# GIVEN RECORDS start

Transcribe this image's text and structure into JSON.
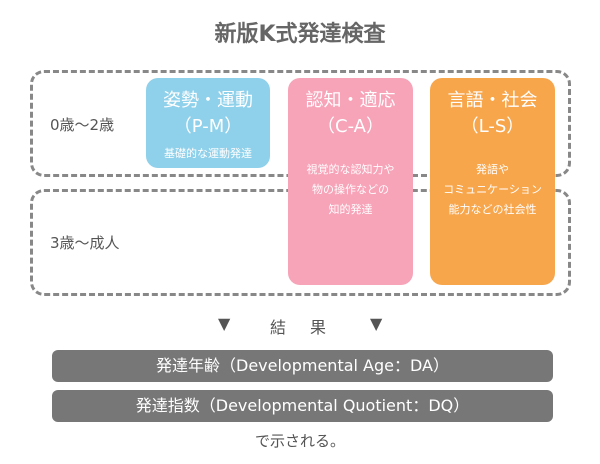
{
  "title": "新版K式発達検査",
  "ages": [
    "0歳〜2歳",
    "3歳〜成人"
  ],
  "areas": [
    {
      "name": "姿勢・運動",
      "code": "（P-M）",
      "desc": [
        "基礎的な運動発達"
      ],
      "color": "#8fd0ea"
    },
    {
      "name": "認知・適応",
      "code": "（C-A）",
      "desc": [
        "視覚的な認知力や",
        "物の操作などの",
        "知的発達"
      ],
      "color": "#f7a3b8"
    },
    {
      "name": "言語・社会",
      "code": "（L-S）",
      "desc": [
        "発語や",
        "コミュニケーション",
        "能力などの社会性"
      ],
      "color": "#f8a64c"
    }
  ],
  "result": {
    "arrow": "▼",
    "label": "結　果"
  },
  "outputs": [
    "発達年齢（Developmental Age：DA）",
    "発達指数（Developmental Quotient：DQ）"
  ],
  "footer": "で示される。"
}
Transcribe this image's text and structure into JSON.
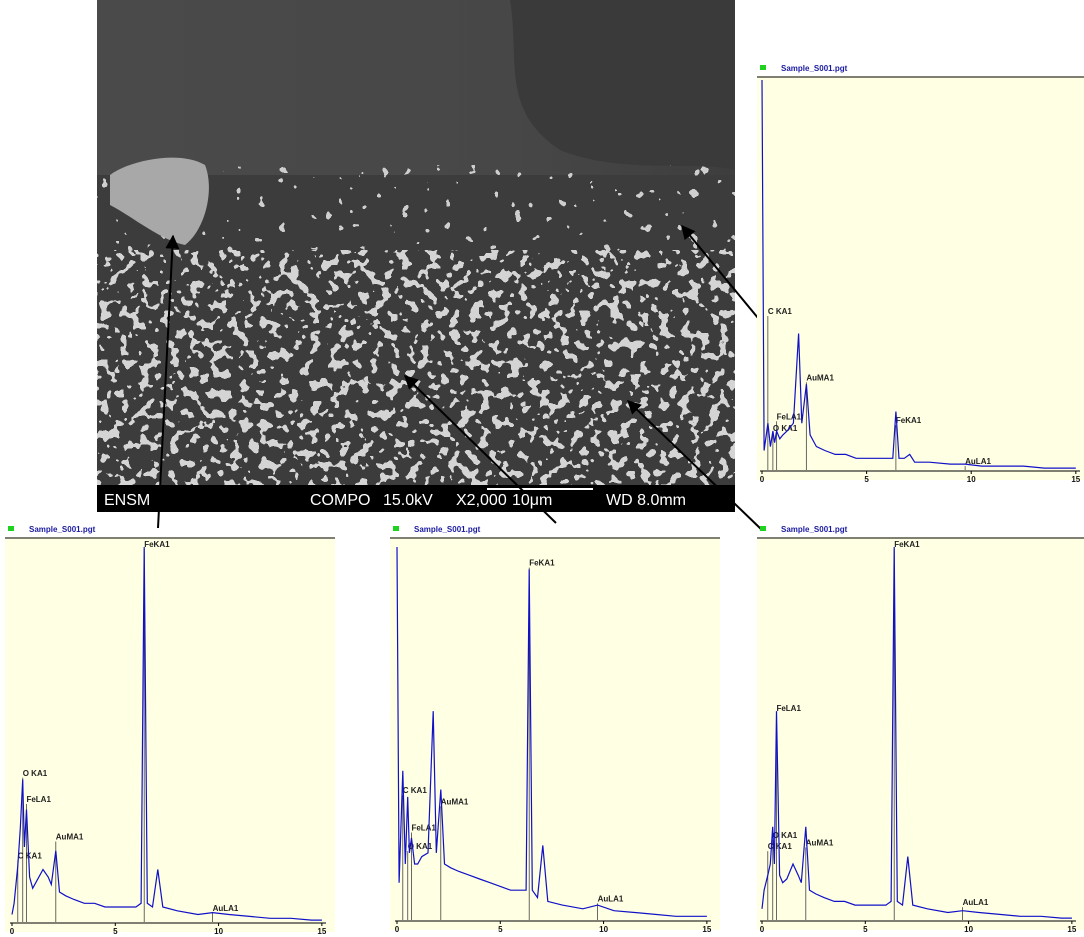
{
  "image": {
    "footer": [
      "ENSM",
      "COMPO",
      "15.0kV",
      "X2,000",
      "10μm",
      "WD 8.0mm"
    ]
  },
  "chart_data": [
    {
      "type": "line",
      "title": "Sample_S001.pgt",
      "color": "#1010c8",
      "x": [
        0,
        0.1,
        0.28,
        0.4,
        0.52,
        0.6,
        0.7,
        0.85,
        1.0,
        1.2,
        1.5,
        1.75,
        1.9,
        2.12,
        2.3,
        2.6,
        3,
        3.5,
        4,
        4.5,
        5,
        5.5,
        6,
        6.25,
        6.4,
        6.55,
        6.8,
        7.06,
        7.3,
        8,
        9,
        9.71,
        10.5,
        11.5,
        12.5,
        13.5,
        14.5,
        15
      ],
      "values": [
        100,
        5,
        12,
        6,
        10,
        7,
        10,
        8,
        9,
        10,
        12,
        35,
        12,
        22,
        9,
        6,
        5,
        4,
        4,
        3,
        3,
        3,
        3,
        3,
        15,
        3,
        3,
        4,
        2,
        2,
        1.5,
        1.5,
        1,
        1,
        1,
        0.5,
        0.5,
        0.5
      ],
      "xlim": [
        0,
        15.2
      ],
      "xticks": [
        0,
        5,
        10,
        15
      ],
      "ylim": [
        0,
        100
      ],
      "annotations": [
        {
          "text": "C KA1",
          "x": 0.28,
          "y": 40
        },
        {
          "text": "AuMA1",
          "x": 2.12,
          "y": 23
        },
        {
          "text": "FeLA1",
          "x": 0.7,
          "y": 13
        },
        {
          "text": "O KA1",
          "x": 0.52,
          "y": 10
        },
        {
          "text": "FeKA1",
          "x": 6.4,
          "y": 12
        },
        {
          "text": "AuLA1",
          "x": 9.71,
          "y": 1.5
        }
      ]
    },
    {
      "type": "line",
      "title": "Sample_S001.pgt",
      "color": "#1010c8",
      "x": [
        0,
        0.1,
        0.28,
        0.4,
        0.52,
        0.6,
        0.7,
        0.85,
        1.0,
        1.2,
        1.5,
        1.75,
        1.9,
        2.12,
        2.3,
        2.6,
        3,
        3.5,
        4,
        4.5,
        5,
        5.5,
        6,
        6.25,
        6.4,
        6.55,
        6.8,
        7.06,
        7.3,
        8,
        9,
        9.71,
        10.5,
        11.5,
        12.5,
        13.5,
        14.5,
        15
      ],
      "values": [
        2,
        5,
        15,
        25,
        38,
        20,
        30,
        12,
        9,
        11,
        14,
        12,
        10,
        19,
        8,
        7,
        6,
        5,
        5,
        4,
        4,
        4,
        4,
        5,
        100,
        5,
        4,
        14,
        4,
        3,
        2,
        2.5,
        2,
        1.5,
        1,
        1,
        0.5,
        0.5
      ],
      "xlim": [
        0,
        15.2
      ],
      "xticks": [
        0,
        5,
        10,
        15
      ],
      "ylim": [
        0,
        100
      ],
      "annotations": [
        {
          "text": "FeKA1",
          "x": 6.4,
          "y": 100
        },
        {
          "text": "O KA1",
          "x": 0.52,
          "y": 39
        },
        {
          "text": "FeLA1",
          "x": 0.7,
          "y": 32
        },
        {
          "text": "AuMA1",
          "x": 2.12,
          "y": 22
        },
        {
          "text": "C KA1",
          "x": 0.28,
          "y": 17
        },
        {
          "text": "AuLA1",
          "x": 9.71,
          "y": 3
        }
      ]
    },
    {
      "type": "line",
      "title": "Sample_S001.pgt",
      "color": "#1010c8",
      "x": [
        0,
        0.1,
        0.28,
        0.4,
        0.52,
        0.6,
        0.7,
        0.85,
        1.0,
        1.2,
        1.5,
        1.75,
        1.9,
        2.12,
        2.3,
        2.6,
        3,
        3.5,
        4,
        4.5,
        5,
        5.5,
        6,
        6.25,
        6.4,
        6.55,
        6.8,
        7.06,
        7.3,
        8,
        9,
        9.71,
        10.5,
        11.5,
        12.5,
        13.5,
        14.5,
        15
      ],
      "values": [
        100,
        10,
        40,
        15,
        33,
        18,
        22,
        15,
        15,
        17,
        18,
        56,
        18,
        35,
        15,
        14,
        13,
        12,
        11,
        10,
        9,
        8,
        8,
        8,
        94,
        8,
        6,
        20,
        5,
        4,
        3,
        4,
        2.5,
        2,
        1.5,
        1,
        1,
        1
      ],
      "xlim": [
        0,
        15.2
      ],
      "xticks": [
        0,
        5,
        10,
        15
      ],
      "ylim": [
        0,
        100
      ],
      "annotations": [
        {
          "text": "FeKA1",
          "x": 6.4,
          "y": 95
        },
        {
          "text": "C KA1",
          "x": 0.28,
          "y": 34
        },
        {
          "text": "AuMA1",
          "x": 2.12,
          "y": 31
        },
        {
          "text": "FeLA1",
          "x": 0.7,
          "y": 24
        },
        {
          "text": "O KA1",
          "x": 0.52,
          "y": 19
        },
        {
          "text": "AuLA1",
          "x": 9.71,
          "y": 5
        }
      ]
    },
    {
      "type": "line",
      "title": "Sample_S001.pgt",
      "color": "#1010c8",
      "x": [
        0,
        0.1,
        0.28,
        0.4,
        0.52,
        0.6,
        0.7,
        0.85,
        1.0,
        1.2,
        1.5,
        1.75,
        1.9,
        2.12,
        2.3,
        2.6,
        3,
        3.5,
        4,
        4.5,
        5,
        5.5,
        6,
        6.25,
        6.4,
        6.55,
        6.8,
        7.06,
        7.3,
        8,
        9,
        9.71,
        10.5,
        11.5,
        12.5,
        13.5,
        14.5,
        15
      ],
      "values": [
        3,
        8,
        12,
        15,
        25,
        15,
        56,
        12,
        10,
        11,
        15,
        12,
        10,
        25,
        8,
        7,
        6,
        5,
        5,
        4,
        4,
        4,
        4,
        5,
        100,
        5,
        4,
        17,
        4,
        3,
        2,
        2.5,
        2,
        1.5,
        1,
        1,
        0.5,
        0.5
      ],
      "xlim": [
        0,
        15.2
      ],
      "xticks": [
        0,
        5,
        10,
        15
      ],
      "ylim": [
        0,
        100
      ],
      "annotations": [
        {
          "text": "FeKA1",
          "x": 6.4,
          "y": 100
        },
        {
          "text": "FeLA1",
          "x": 0.7,
          "y": 56
        },
        {
          "text": "O KA1",
          "x": 0.52,
          "y": 22
        },
        {
          "text": "C KA1",
          "x": 0.28,
          "y": 19
        },
        {
          "text": "AuMA1",
          "x": 2.12,
          "y": 20
        },
        {
          "text": "AuLA1",
          "x": 9.71,
          "y": 4
        }
      ]
    }
  ]
}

# GIVEN RECORDS end

**GOAL:** Working from the material above, transcribe it exactly while omitting pictures.

**EXPECTED OUTPUT:**
Transcribe this image's text and structure into JSON.
{
  "title": "新版K式発達検査",
  "ages": [
    "0歳〜2歳",
    "3歳〜成人"
  ],
  "areas": [
    {
      "name": "姿勢・運動",
      "code": "（P-M）",
      "desc": [
        "基礎的な運動発達"
      ],
      "color": "#8fd0ea"
    },
    {
      "name": "認知・適応",
      "code": "（C-A）",
      "desc": [
        "視覚的な認知力や",
        "物の操作などの",
        "知的発達"
      ],
      "color": "#f7a3b8"
    },
    {
      "name": "言語・社会",
      "code": "（L-S）",
      "desc": [
        "発語や",
        "コミュニケーション",
        "能力などの社会性"
      ],
      "color": "#f8a64c"
    }
  ],
  "result": {
    "arrow": "▼",
    "label": "結　果"
  },
  "outputs": [
    "発達年齢（Developmental Age：DA）",
    "発達指数（Developmental Quotient：DQ）"
  ],
  "footer": "で示される。"
}
Transcribe this image's text and structure into JSON.
{
  "image": {
    "footer": [
      "ENSM",
      "COMPO",
      "15.0kV",
      "X2,000",
      "10μm",
      "WD 8.0mm"
    ]
  },
  "chart_data": [
    {
      "type": "line",
      "title": "Sample_S001.pgt",
      "color": "#1010c8",
      "x": [
        0,
        0.1,
        0.28,
        0.4,
        0.52,
        0.6,
        0.7,
        0.85,
        1.0,
        1.2,
        1.5,
        1.75,
        1.9,
        2.12,
        2.3,
        2.6,
        3,
        3.5,
        4,
        4.5,
        5,
        5.5,
        6,
        6.25,
        6.4,
        6.55,
        6.8,
        7.06,
        7.3,
        8,
        9,
        9.71,
        10.5,
        11.5,
        12.5,
        13.5,
        14.5,
        15
      ],
      "values": [
        100,
        5,
        12,
        6,
        10,
        7,
        10,
        8,
        9,
        10,
        12,
        35,
        12,
        22,
        9,
        6,
        5,
        4,
        4,
        3,
        3,
        3,
        3,
        3,
        15,
        3,
        3,
        4,
        2,
        2,
        1.5,
        1.5,
        1,
        1,
        1,
        0.5,
        0.5,
        0.5
      ],
      "xlim": [
        0,
        15.2
      ],
      "xticks": [
        0,
        5,
        10,
        15
      ],
      "ylim": [
        0,
        100
      ],
      "annotations": [
        {
          "text": "C KA1",
          "x": 0.28,
          "y": 40
        },
        {
          "text": "AuMA1",
          "x": 2.12,
          "y": 23
        },
        {
          "text": "FeLA1",
          "x": 0.7,
          "y": 13
        },
        {
          "text": "O KA1",
          "x": 0.52,
          "y": 10
        },
        {
          "text": "FeKA1",
          "x": 6.4,
          "y": 12
        },
        {
          "text": "AuLA1",
          "x": 9.71,
          "y": 1.5
        }
      ]
    },
    {
      "type": "line",
      "title": "Sample_S001.pgt",
      "color": "#1010c8",
      "x": [
        0,
        0.1,
        0.28,
        0.4,
        0.52,
        0.6,
        0.7,
        0.85,
        1.0,
        1.2,
        1.5,
        1.75,
        1.9,
        2.12,
        2.3,
        2.6,
        3,
        3.5,
        4,
        4.5,
        5,
        5.5,
        6,
        6.25,
        6.4,
        6.55,
        6.8,
        7.06,
        7.3,
        8,
        9,
        9.71,
        10.5,
        11.5,
        12.5,
        13.5,
        14.5,
        15
      ],
      "values": [
        2,
        5,
        15,
        25,
        38,
        20,
        30,
        12,
        9,
        11,
        14,
        12,
        10,
        19,
        8,
        7,
        6,
        5,
        5,
        4,
        4,
        4,
        4,
        5,
        100,
        5,
        4,
        14,
        4,
        3,
        2,
        2.5,
        2,
        1.5,
        1,
        1,
        0.5,
        0.5
      ],
      "xlim": [
        0,
        15.2
      ],
      "xticks": [
        0,
        5,
        10,
        15
      ],
      "ylim": [
        0,
        100
      ],
      "annotations": [
        {
          "text": "FeKA1",
          "x": 6.4,
          "y": 100
        },
        {
          "text": "O KA1",
          "x": 0.52,
          "y": 39
        },
        {
          "text": "FeLA1",
          "x": 0.7,
          "y": 32
        },
        {
          "text": "AuMA1",
          "x": 2.12,
          "y": 22
        },
        {
          "text": "C KA1",
          "x": 0.28,
          "y": 17
        },
        {
          "text": "AuLA1",
          "x": 9.71,
          "y": 3
        }
      ]
    },
    {
      "type": "line",
      "title": "Sample_S001.pgt",
      "color": "#1010c8",
      "x": [
        0,
        0.1,
        0.28,
        0.4,
        0.52,
        0.6,
        0.7,
        0.85,
        1.0,
        1.2,
        1.5,
        1.75,
        1.9,
        2.12,
        2.3,
        2.6,
        3,
        3.5,
        4,
        4.5,
        5,
        5.5,
        6,
        6.25,
        6.4,
        6.55,
        6.8,
        7.06,
        7.3,
        8,
        9,
        9.71,
        10.5,
        11.5,
        12.5,
        13.5,
        14.5,
        15
      ],
      "values": [
        100,
        10,
        40,
        15,
        33,
        18,
        22,
        15,
        15,
        17,
        18,
        56,
        18,
        35,
        15,
        14,
        13,
        12,
        11,
        10,
        9,
        8,
        8,
        8,
        94,
        8,
        6,
        20,
        5,
        4,
        3,
        4,
        2.5,
        2,
        1.5,
        1,
        1,
        1
      ],
      "xlim": [
        0,
        15.2
      ],
      "xticks": [
        0,
        5,
        10,
        15
      ],
      "ylim": [
        0,
        100
      ],
      "annotations": [
        {
          "text": "FeKA1",
          "x": 6.4,
          "y": 95
        },
        {
          "text": "C KA1",
          "x": 0.28,
          "y": 34
        },
        {
          "text": "AuMA1",
          "x": 2.12,
          "y": 31
        },
        {
          "text": "FeLA1",
          "x": 0.7,
          "y": 24
        },
        {
          "text": "O KA1",
          "x": 0.52,
          "y": 19
        },
        {
          "text": "AuLA1",
          "x": 9.71,
          "y": 5
        }
      ]
    },
    {
      "type": "line",
      "title": "Sample_S001.pgt",
      "color": "#1010c8",
      "x": [
        0,
        0.1,
        0.28,
        0.4,
        0.52,
        0.6,
        0.7,
        0.85,
        1.0,
        1.2,
        1.5,
        1.75,
        1.9,
        2.12,
        2.3,
        2.6,
        3,
        3.5,
        4,
        4.5,
        5,
        5.5,
        6,
        6.25,
        6.4,
        6.55,
        6.8,
        7.06,
        7.3,
        8,
        9,
        9.71,
        10.5,
        11.5,
        12.5,
        13.5,
        14.5,
        15
      ],
      "values": [
        3,
        8,
        12,
        15,
        25,
        15,
        56,
        12,
        10,
        11,
        15,
        12,
        10,
        25,
        8,
        7,
        6,
        5,
        5,
        4,
        4,
        4,
        4,
        5,
        100,
        5,
        4,
        17,
        4,
        3,
        2,
        2.5,
        2,
        1.5,
        1,
        1,
        0.5,
        0.5
      ],
      "xlim": [
        0,
        15.2
      ],
      "xticks": [
        0,
        5,
        10,
        15
      ],
      "ylim": [
        0,
        100
      ],
      "annotations": [
        {
          "text": "FeKA1",
          "x": 6.4,
          "y": 100
        },
        {
          "text": "FeLA1",
          "x": 0.7,
          "y": 56
        },
        {
          "text": "O KA1",
          "x": 0.52,
          "y": 22
        },
        {
          "text": "C KA1",
          "x": 0.28,
          "y": 19
        },
        {
          "text": "AuMA1",
          "x": 2.12,
          "y": 20
        },
        {
          "text": "AuLA1",
          "x": 9.71,
          "y": 4
        }
      ]
    }
  ]
}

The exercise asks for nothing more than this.